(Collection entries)
========================

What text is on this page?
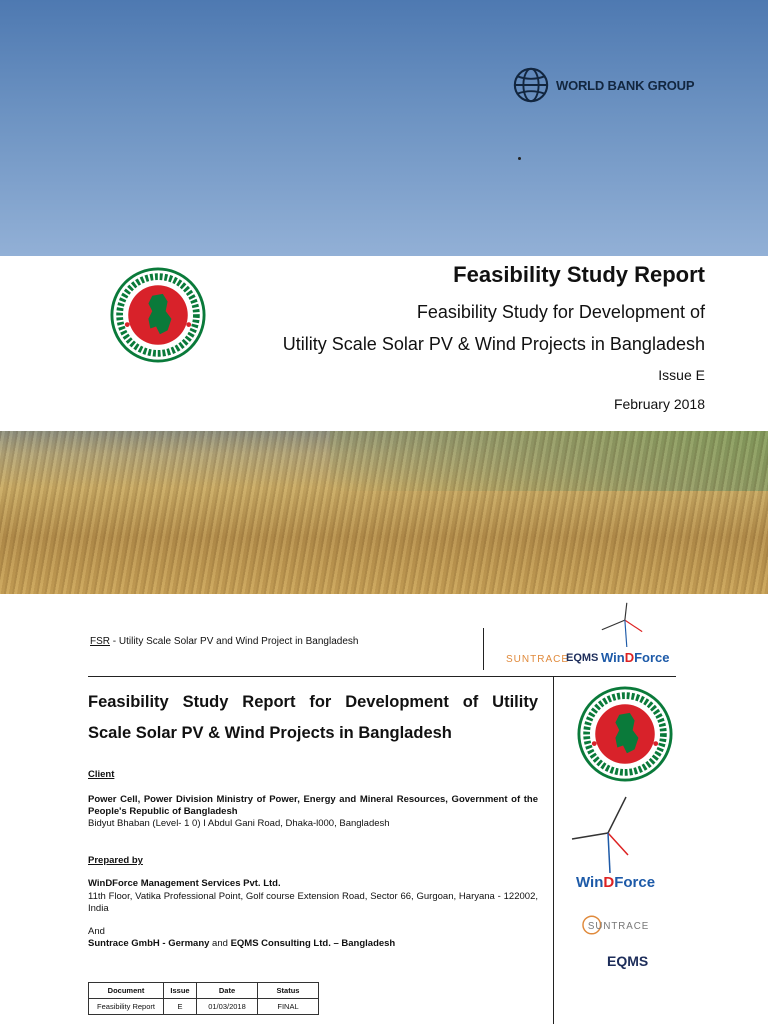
WORLD BANK GROUP
Feasibility Study Report
Feasibility Study for Development of
Utility Scale Solar PV & Wind Projects in Bangladesh
Issue E
February 2018
FSR - Utility Scale Solar PV and Wind Project in Bangladesh
SUNTRACE
EQMS WinDForce
Feasibility Study Report for Development of Utility
Scale Solar PV & Wind Projects in Bangladesh
Client
Power Cell, Power Division Ministry of Power, Energy and Mineral Resources, Government of the People's Republic of Bangladesh
Bidyut Bhaban (Level- 1 0) I Abdul Gani Road, Dhaka-l000, Bangladesh
Prepared by
WinDForce Management Services Pvt. Ltd.
11th Floor, Vatika Professional Point, Golf course Extension Road, Sector 66, Gurgoan, Haryana - 122002, India
And
Suntrace GmbH - Germany and EQMS Consulting Ltd. – Bangladesh
Document	Issue	Date	Status
Feasibility Report	E	01/03/2018	FINAL
WinDForce
SUNTRACE
EQMS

========================

Give the entries again without a single change, but with no pictures.

_Answer to the problem:_
What text is on this page?
WORLD BANK GROUP
Feasibility Study Report
Feasibility Study for Development of
Utility Scale Solar PV & Wind Projects in Bangladesh
Issue E
February 2018
FSR - Utility Scale Solar PV and Wind Project in Bangladesh
SUNTRACE
EQMS WinDForce
Feasibility Study Report for Development of Utility
Scale Solar PV & Wind Projects in Bangladesh
Client
Power Cell, Power Division Ministry of Power, Energy and Mineral Resources, Government of the People's Republic of Bangladesh
Bidyut Bhaban (Level- 1 0) I Abdul Gani Road, Dhaka-l000, Bangladesh
Prepared by
WinDForce Management Services Pvt. Ltd.
11th Floor, Vatika Professional Point, Golf course Extension Road, Sector 66, Gurgoan, Haryana - 122002, India
And
Suntrace GmbH - Germany and EQMS Consulting Ltd. – Bangladesh
Document	Issue	Date	Status
Feasibility Report	E	01/03/2018	FINAL
WinDForce
SUNTRACE
EQMS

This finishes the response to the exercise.